== Set problem ==
Omit every picture while repeating the entries exactly.
↓
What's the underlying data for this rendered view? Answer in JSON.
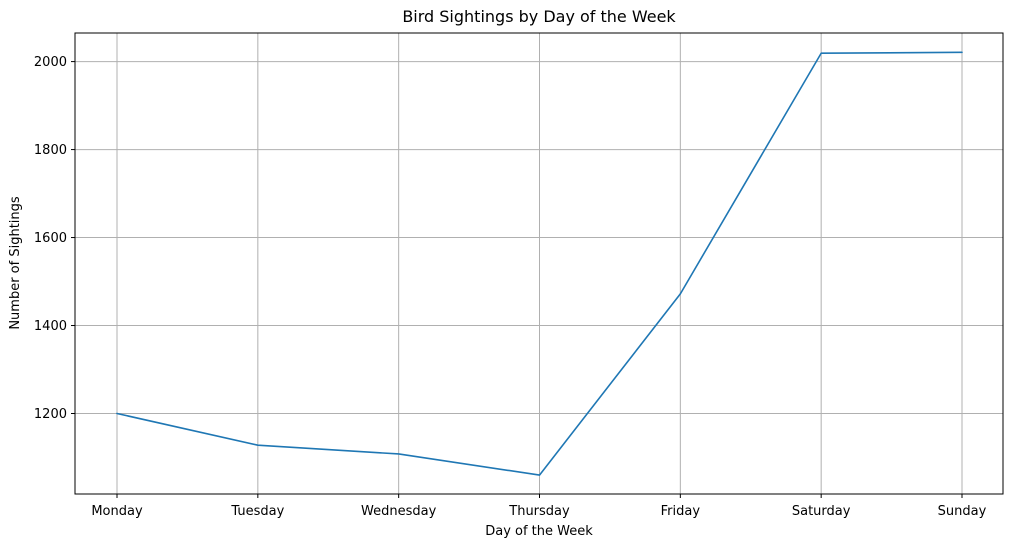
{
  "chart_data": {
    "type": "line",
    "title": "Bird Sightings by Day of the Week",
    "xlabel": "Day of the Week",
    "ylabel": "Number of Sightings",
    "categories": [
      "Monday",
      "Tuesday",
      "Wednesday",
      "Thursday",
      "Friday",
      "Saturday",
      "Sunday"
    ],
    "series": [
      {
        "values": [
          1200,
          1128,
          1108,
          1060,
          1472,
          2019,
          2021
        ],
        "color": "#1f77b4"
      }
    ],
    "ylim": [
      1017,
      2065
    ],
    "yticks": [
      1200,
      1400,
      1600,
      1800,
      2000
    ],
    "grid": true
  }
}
↑
== Exercise solution ==
What's the underlying data for this rendered view? Answer in JSON.
{
  "chart_data": {
    "type": "line",
    "title": "Bird Sightings by Day of the Week",
    "xlabel": "Day of the Week",
    "ylabel": "Number of Sightings",
    "categories": [
      "Monday",
      "Tuesday",
      "Wednesday",
      "Thursday",
      "Friday",
      "Saturday",
      "Sunday"
    ],
    "series": [
      {
        "values": [
          1200,
          1128,
          1108,
          1060,
          1472,
          2019,
          2021
        ],
        "color": "#1f77b4"
      }
    ],
    "ylim": [
      1017,
      2065
    ],
    "yticks": [
      1200,
      1400,
      1600,
      1800,
      2000
    ],
    "grid": true
  }
}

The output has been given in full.